**Given problem**
Quote, exactly, the line holding "Serialize everything readable" and all lines after it to the end of the records below. Exclude pictures.

[Data records]

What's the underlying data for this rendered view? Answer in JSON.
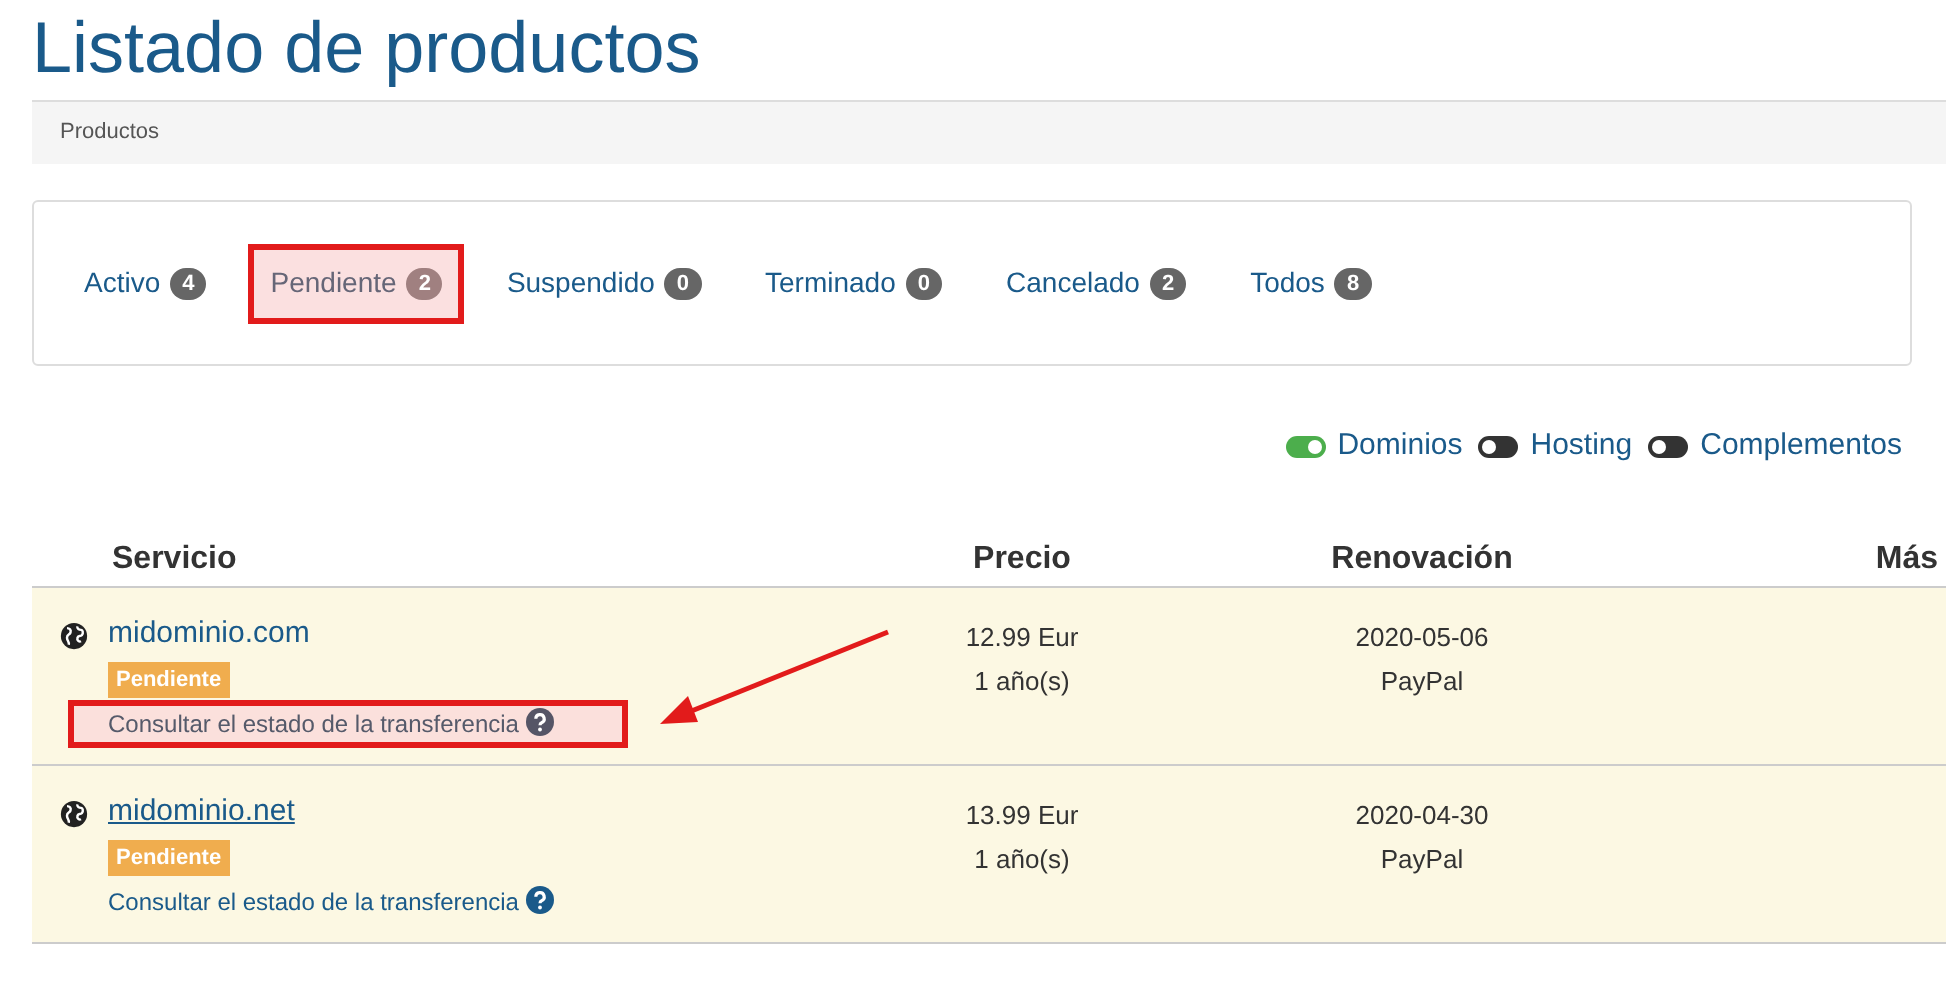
{
  "page_title": "Listado de productos",
  "breadcrumb": "Productos",
  "tabs": [
    {
      "label": "Activo",
      "count": "4",
      "selected": false
    },
    {
      "label": "Pendiente",
      "count": "2",
      "selected": true
    },
    {
      "label": "Suspendido",
      "count": "0",
      "selected": false
    },
    {
      "label": "Terminado",
      "count": "0",
      "selected": false
    },
    {
      "label": "Cancelado",
      "count": "2",
      "selected": false
    },
    {
      "label": "Todos",
      "count": "8",
      "selected": false
    }
  ],
  "filters": [
    {
      "label": "Dominios",
      "on": true
    },
    {
      "label": "Hosting",
      "on": false
    },
    {
      "label": "Complementos",
      "on": false
    }
  ],
  "table": {
    "columns": [
      "Servicio",
      "Precio",
      "Renovación",
      "Más"
    ],
    "rows": [
      {
        "domain": "midominio.com",
        "underlined": false,
        "status": "Pendiente",
        "link": "Consultar el estado de la transferencia",
        "highlighted": true,
        "price": "12.99 Eur",
        "period": "1 año(s)",
        "renewal": "2020-05-06",
        "payment": "PayPal"
      },
      {
        "domain": "midominio.net",
        "underlined": true,
        "status": "Pendiente",
        "link": "Consultar el estado de la transferencia",
        "highlighted": false,
        "price": "13.99 Eur",
        "period": "1 año(s)",
        "renewal": "2020-04-30",
        "payment": "PayPal"
      }
    ]
  }
}
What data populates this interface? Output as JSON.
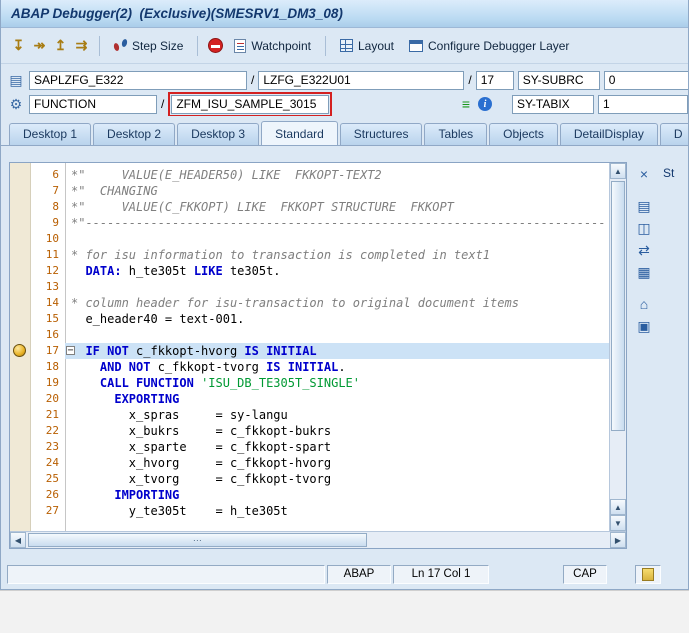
{
  "window": {
    "title": "ABAP Debugger(2)  (Exclusive)(SMESRV1_DM3_08)"
  },
  "toolbar": {
    "step_icons": [
      {
        "name": "step-into-icon",
        "glyph": "↧"
      },
      {
        "name": "step-over-icon",
        "glyph": "↠"
      },
      {
        "name": "return-icon",
        "glyph": "↥"
      },
      {
        "name": "continue-icon",
        "glyph": "⇉"
      }
    ],
    "step_size_label": "Step Size",
    "watchpoint_label": "Watchpoint",
    "layout_label": "Layout",
    "configure_label": "Configure Debugger Layer"
  },
  "fields": {
    "slash": "/",
    "program_icon": "▤",
    "event_icon": "⚙",
    "green_icon": "≡",
    "info_icon": "i",
    "program": "SAPLZFG_E322",
    "include": "LZFG_E322U01",
    "line_no": "17",
    "sy_subrc_label": "SY-SUBRC",
    "sy_subrc_value": "0",
    "event_type": "FUNCTION",
    "event_name": "ZFM_ISU_SAMPLE_3015",
    "sy_tabix_label": "SY-TABIX",
    "sy_tabix_value": "1"
  },
  "tabs": [
    {
      "label": "Desktop 1",
      "active": false
    },
    {
      "label": "Desktop 2",
      "active": false
    },
    {
      "label": "Desktop 3",
      "active": false
    },
    {
      "label": "Standard",
      "active": true
    },
    {
      "label": "Structures",
      "active": false
    },
    {
      "label": "Tables",
      "active": false
    },
    {
      "label": "Objects",
      "active": false
    },
    {
      "label": "DetailDisplay",
      "active": false
    },
    {
      "label": "D",
      "active": false
    }
  ],
  "side_panel": {
    "header": "St"
  },
  "editor": {
    "fold_glyph": "−",
    "scrollbar": {
      "up": "▲",
      "down": "▼",
      "left": "◀",
      "right": "▶",
      "grip": "⋯"
    },
    "icon_strip": [
      {
        "name": "close-icon",
        "glyph": "×"
      },
      {
        "name": "display-change-icon",
        "glyph": "▤",
        "gap": true
      },
      {
        "name": "services-icon",
        "glyph": "◫"
      },
      {
        "name": "swap-panels-icon",
        "glyph": "⇄"
      },
      {
        "name": "split-screen-icon",
        "glyph": "▦"
      },
      {
        "name": "home-icon",
        "glyph": "⌂",
        "gap": true
      },
      {
        "name": "goto-statement-icon",
        "glyph": "▣"
      }
    ],
    "lines": [
      {
        "n": "6",
        "seg": [
          {
            "t": "*\"     VALUE(E_HEADER50) LIKE  FKKOPT-TEXT2",
            "c": "cmt"
          }
        ]
      },
      {
        "n": "7",
        "seg": [
          {
            "t": "*\"  CHANGING",
            "c": "cmt"
          }
        ]
      },
      {
        "n": "8",
        "seg": [
          {
            "t": "*\"     VALUE(C_FKKOPT) LIKE  FKKOPT STRUCTURE  FKKOPT",
            "c": "cmt"
          }
        ]
      },
      {
        "n": "9",
        "seg": [
          {
            "t": "*\"------------------------------------------------------------------------",
            "c": "cmt"
          }
        ]
      },
      {
        "n": "10",
        "seg": []
      },
      {
        "n": "11",
        "seg": [
          {
            "t": "* for isu information to transaction is completed in text1",
            "c": "cmt"
          }
        ]
      },
      {
        "n": "12",
        "seg": [
          {
            "t": "  ",
            "c": ""
          },
          {
            "t": "DATA:",
            "c": "kw"
          },
          {
            "t": " h_te305t ",
            "c": ""
          },
          {
            "t": "LIKE",
            "c": "kw"
          },
          {
            "t": " te305t.",
            "c": ""
          }
        ]
      },
      {
        "n": "13",
        "seg": []
      },
      {
        "n": "14",
        "seg": [
          {
            "t": "* column header for isu-transaction to original document items",
            "c": "cmt"
          }
        ]
      },
      {
        "n": "15",
        "seg": [
          {
            "t": "  e_header40 = text-001.",
            "c": ""
          }
        ]
      },
      {
        "n": "16",
        "seg": []
      },
      {
        "n": "17",
        "current": true,
        "marker": true,
        "fold": true,
        "seg": [
          {
            "t": "  ",
            "c": ""
          },
          {
            "t": "IF NOT",
            "c": "kw"
          },
          {
            "t": " c_fkkopt-hvorg ",
            "c": ""
          },
          {
            "t": "IS INITIAL",
            "c": "kw"
          }
        ]
      },
      {
        "n": "18",
        "seg": [
          {
            "t": "    ",
            "c": ""
          },
          {
            "t": "AND NOT",
            "c": "kw"
          },
          {
            "t": " c_fkkopt-tvorg ",
            "c": ""
          },
          {
            "t": "IS INITIAL",
            "c": "kw"
          },
          {
            "t": ".",
            "c": ""
          }
        ]
      },
      {
        "n": "19",
        "seg": [
          {
            "t": "    ",
            "c": ""
          },
          {
            "t": "CALL FUNCTION",
            "c": "kw"
          },
          {
            "t": " ",
            "c": ""
          },
          {
            "t": "'ISU_DB_TE305T_SINGLE'",
            "c": "str"
          }
        ]
      },
      {
        "n": "20",
        "seg": [
          {
            "t": "      ",
            "c": ""
          },
          {
            "t": "EXPORTING",
            "c": "kw"
          }
        ]
      },
      {
        "n": "21",
        "seg": [
          {
            "t": "        x_spras     = sy-langu",
            "c": ""
          }
        ]
      },
      {
        "n": "22",
        "seg": [
          {
            "t": "        x_bukrs     = c_fkkopt-bukrs",
            "c": ""
          }
        ]
      },
      {
        "n": "23",
        "seg": [
          {
            "t": "        x_sparte    = c_fkkopt-spart",
            "c": ""
          }
        ]
      },
      {
        "n": "24",
        "seg": [
          {
            "t": "        x_hvorg     = c_fkkopt-hvorg",
            "c": ""
          }
        ]
      },
      {
        "n": "25",
        "seg": [
          {
            "t": "        x_tvorg     = c_fkkopt-tvorg",
            "c": ""
          }
        ]
      },
      {
        "n": "26",
        "seg": [
          {
            "t": "      ",
            "c": ""
          },
          {
            "t": "IMPORTING",
            "c": "kw"
          }
        ]
      },
      {
        "n": "27",
        "seg": [
          {
            "t": "        y_te305t    = h_te305t",
            "c": ""
          }
        ]
      }
    ]
  },
  "statusbar": {
    "language": "ABAP",
    "position": "Ln 17 Col 1",
    "caps": "CAP"
  },
  "colors": {
    "keyword": "#0000cc",
    "comment": "#7f7f7f",
    "string": "#009933",
    "line_number": "#b85e00",
    "current_line_bg": "#cce2f6",
    "annotation": "#d42020"
  }
}
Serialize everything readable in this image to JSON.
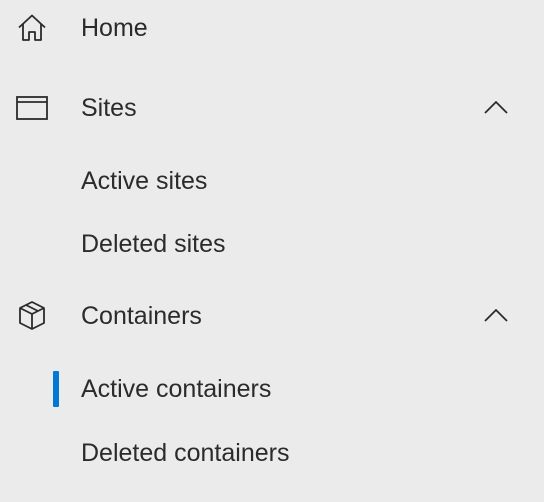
{
  "nav": {
    "home": {
      "label": "Home",
      "icon": "home-icon"
    },
    "sites": {
      "label": "Sites",
      "icon": "browser-window-icon",
      "expanded": true,
      "items": [
        {
          "label": "Active sites"
        },
        {
          "label": "Deleted sites"
        }
      ]
    },
    "containers": {
      "label": "Containers",
      "icon": "cube-icon",
      "expanded": true,
      "items": [
        {
          "label": "Active containers",
          "selected": true
        },
        {
          "label": "Deleted containers"
        }
      ]
    }
  },
  "colors": {
    "background": "#ebebeb",
    "text": "#2b2b2b",
    "accent": "#0078d4"
  }
}
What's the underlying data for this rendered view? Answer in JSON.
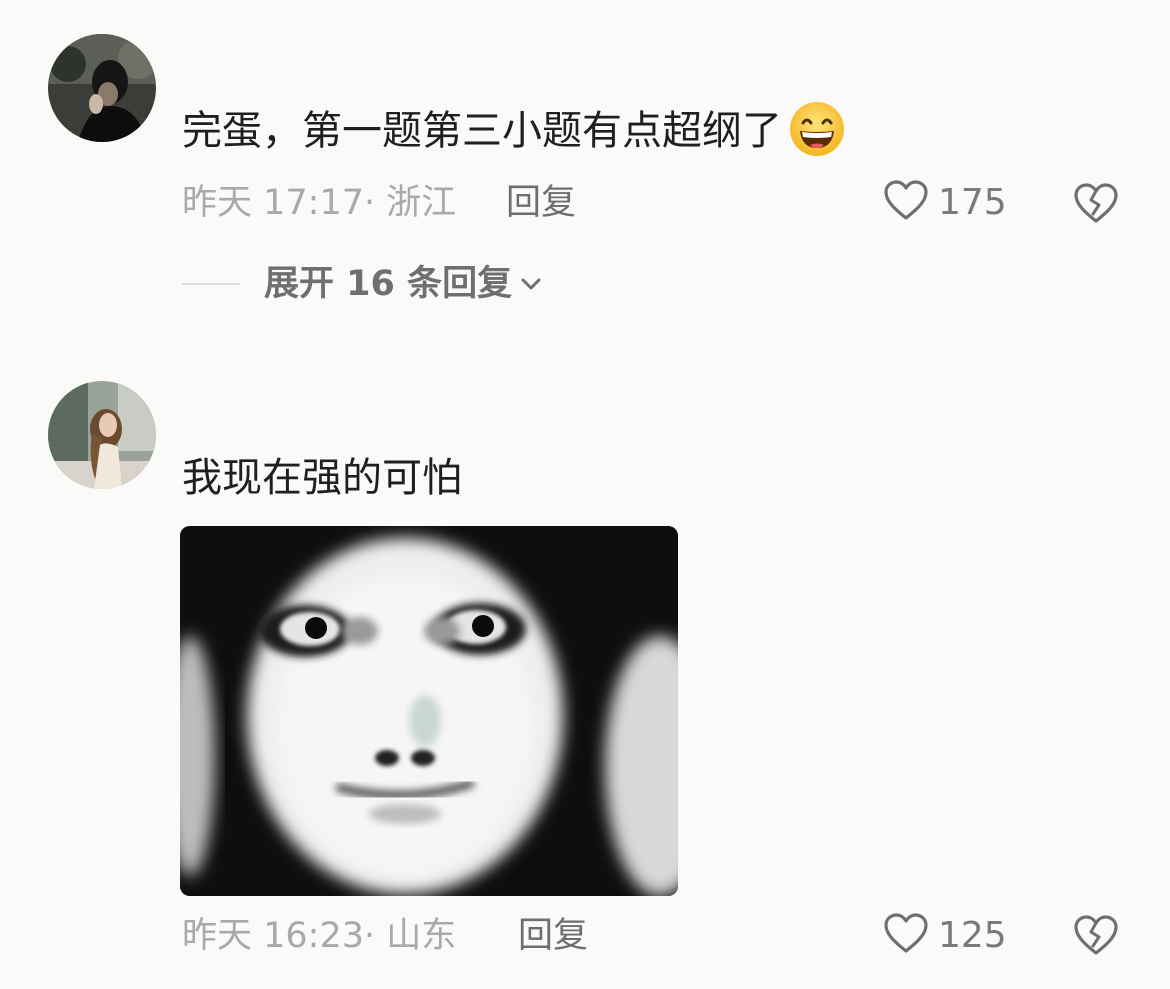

**Exercise result**
Serialize everything readable in this image to JSON.
{
  "nav": {
    "home": {
      "label": "Home",
      "icon": "home-icon"
    },
    "sites": {
      "label": "Sites",
      "icon": "browser-window-icon",
      "expanded": true,
      "items": [
        {
          "label": "Active sites"
        },
        {
          "label": "Deleted sites"
        }
      ]
    },
    "containers": {
      "label": "Containers",
      "icon": "cube-icon",
      "expanded": true,
      "items": [
        {
          "label": "Active containers",
          "selected": true
        },
        {
          "label": "Deleted containers"
        }
      ]
    }
  },
  "colors": {
    "background": "#ebebeb",
    "text": "#2b2b2b",
    "accent": "#0078d4"
  }
}
What's the underlying data for this rendered view? Answer in JSON.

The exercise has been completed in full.